__YOUR INSTRUCTIONS__
Copy nothing but the text: reproduce each line of the listing exactly and leave the pictures out.

__EXTRACTED ENTRIES__
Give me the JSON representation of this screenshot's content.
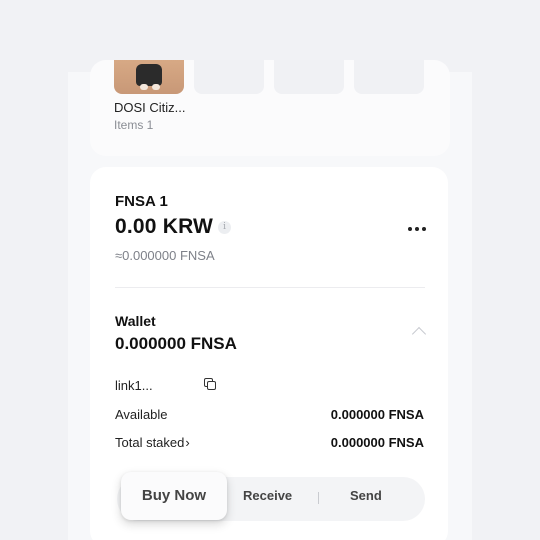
{
  "nft": {
    "name": "DOSI Citiz...",
    "items": "Items 1"
  },
  "token": {
    "name": "FNSA 1",
    "balance": "0.00 KRW",
    "info_icon": "i",
    "approx": "≈0.000000 FNSA"
  },
  "wallet": {
    "label": "Wallet",
    "balance": "0.000000 FNSA",
    "address": "link1...",
    "available_label": "Available",
    "available_value": "0.000000 FNSA",
    "staked_label": "Total staked",
    "staked_arrow": "›",
    "staked_value": "0.000000 FNSA"
  },
  "actions": {
    "buy": "Buy Now",
    "receive": "Receive",
    "send": "Send"
  }
}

__COMPLETE ANSWER__
Give me the JSON representation of this screenshot's content.
{
  "nft": {
    "name": "DOSI Citiz...",
    "items": "Items 1"
  },
  "token": {
    "name": "FNSA 1",
    "balance": "0.00 KRW",
    "info_icon": "i",
    "approx": "≈0.000000 FNSA"
  },
  "wallet": {
    "label": "Wallet",
    "balance": "0.000000 FNSA",
    "address": "link1...",
    "available_label": "Available",
    "available_value": "0.000000 FNSA",
    "staked_label": "Total staked",
    "staked_arrow": "›",
    "staked_value": "0.000000 FNSA"
  },
  "actions": {
    "buy": "Buy Now",
    "receive": "Receive",
    "send": "Send"
  }
}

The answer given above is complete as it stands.